Stated exercise:
Rewrite every line of the records below, substituting "Give" for each occurrence of "Output" and keeping everything else unchanged.

(Layout coordinate data)
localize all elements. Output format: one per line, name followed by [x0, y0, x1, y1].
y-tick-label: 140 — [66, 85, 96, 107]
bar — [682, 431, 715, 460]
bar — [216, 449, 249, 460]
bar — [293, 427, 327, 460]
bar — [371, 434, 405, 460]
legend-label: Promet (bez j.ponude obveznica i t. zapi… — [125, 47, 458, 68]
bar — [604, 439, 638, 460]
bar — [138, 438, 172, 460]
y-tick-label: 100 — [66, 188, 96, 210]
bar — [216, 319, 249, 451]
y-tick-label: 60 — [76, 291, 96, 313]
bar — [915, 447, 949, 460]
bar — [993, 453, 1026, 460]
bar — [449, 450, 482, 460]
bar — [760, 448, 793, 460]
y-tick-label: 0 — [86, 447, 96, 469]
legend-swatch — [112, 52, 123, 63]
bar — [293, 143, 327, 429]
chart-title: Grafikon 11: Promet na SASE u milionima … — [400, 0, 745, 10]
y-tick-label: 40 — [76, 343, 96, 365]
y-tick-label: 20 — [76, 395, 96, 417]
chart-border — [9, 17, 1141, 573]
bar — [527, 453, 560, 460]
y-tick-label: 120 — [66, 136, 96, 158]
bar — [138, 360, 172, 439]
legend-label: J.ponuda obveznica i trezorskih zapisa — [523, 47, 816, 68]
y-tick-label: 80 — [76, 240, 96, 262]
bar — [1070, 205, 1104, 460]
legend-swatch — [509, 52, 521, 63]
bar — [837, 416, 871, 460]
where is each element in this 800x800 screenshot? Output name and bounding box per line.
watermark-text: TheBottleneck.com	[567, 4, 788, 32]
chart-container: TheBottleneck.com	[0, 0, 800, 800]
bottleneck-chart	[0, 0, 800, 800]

Written response:
localize all elements. Give format: one per line, name followed by [x0, y0, x1, y1].
y-tick-label: 140 — [66, 85, 96, 107]
bar — [682, 431, 715, 460]
bar — [216, 449, 249, 460]
bar — [293, 427, 327, 460]
bar — [371, 434, 405, 460]
legend-label: Promet (bez j.ponude obveznica i t. zapi… — [125, 47, 458, 68]
bar — [604, 439, 638, 460]
bar — [138, 438, 172, 460]
y-tick-label: 100 — [66, 188, 96, 210]
bar — [216, 319, 249, 451]
y-tick-label: 60 — [76, 291, 96, 313]
bar — [915, 447, 949, 460]
bar — [993, 453, 1026, 460]
bar — [449, 450, 482, 460]
bar — [760, 448, 793, 460]
y-tick-label: 0 — [86, 447, 96, 469]
legend-swatch — [112, 52, 123, 63]
bar — [293, 143, 327, 429]
chart-title: Grafikon 11: Promet na SASE u milionima … — [400, 0, 745, 10]
y-tick-label: 40 — [76, 343, 96, 365]
y-tick-label: 20 — [76, 395, 96, 417]
chart-border — [9, 17, 1141, 573]
bar — [527, 453, 560, 460]
y-tick-label: 120 — [66, 136, 96, 158]
bar — [138, 360, 172, 439]
legend-label: J.ponuda obveznica i trezorskih zapisa — [523, 47, 816, 68]
y-tick-label: 80 — [76, 240, 96, 262]
bar — [1070, 205, 1104, 460]
legend-swatch — [509, 52, 521, 63]
bar — [837, 416, 871, 460]
where is each element in this 800x800 screenshot? Give name and bounding box per line.
watermark-text: TheBottleneck.com	[567, 4, 788, 32]
chart-container: TheBottleneck.com	[0, 0, 800, 800]
bottleneck-chart	[0, 0, 800, 800]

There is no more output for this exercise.